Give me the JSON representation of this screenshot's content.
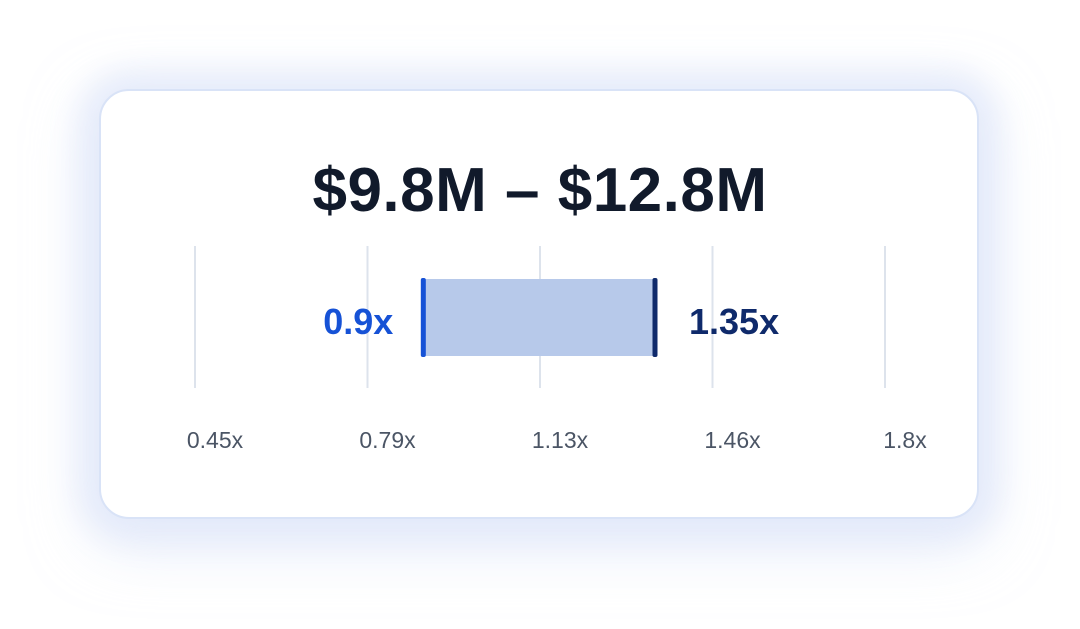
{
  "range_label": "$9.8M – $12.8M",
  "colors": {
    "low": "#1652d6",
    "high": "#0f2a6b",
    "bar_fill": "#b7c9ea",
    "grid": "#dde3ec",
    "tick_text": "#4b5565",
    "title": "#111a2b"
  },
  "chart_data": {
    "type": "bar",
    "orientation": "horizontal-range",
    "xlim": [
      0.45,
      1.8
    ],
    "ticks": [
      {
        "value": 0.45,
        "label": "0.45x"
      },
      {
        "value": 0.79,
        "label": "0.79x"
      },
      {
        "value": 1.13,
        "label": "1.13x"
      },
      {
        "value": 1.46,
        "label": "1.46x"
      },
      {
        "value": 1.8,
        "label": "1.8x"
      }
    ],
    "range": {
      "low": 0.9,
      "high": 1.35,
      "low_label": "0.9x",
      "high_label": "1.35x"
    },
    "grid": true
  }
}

→ **Stated task**
Send back the data above word for word, with the pictures left out.

→ **Result**
Give me the JSON representation of this screenshot's content.
{
  "range_label": "$9.8M – $12.8M",
  "colors": {
    "low": "#1652d6",
    "high": "#0f2a6b",
    "bar_fill": "#b7c9ea",
    "grid": "#dde3ec",
    "tick_text": "#4b5565",
    "title": "#111a2b"
  },
  "chart_data": {
    "type": "bar",
    "orientation": "horizontal-range",
    "xlim": [
      0.45,
      1.8
    ],
    "ticks": [
      {
        "value": 0.45,
        "label": "0.45x"
      },
      {
        "value": 0.79,
        "label": "0.79x"
      },
      {
        "value": 1.13,
        "label": "1.13x"
      },
      {
        "value": 1.46,
        "label": "1.46x"
      },
      {
        "value": 1.8,
        "label": "1.8x"
      }
    ],
    "range": {
      "low": 0.9,
      "high": 1.35,
      "low_label": "0.9x",
      "high_label": "1.35x"
    },
    "grid": true
  }
}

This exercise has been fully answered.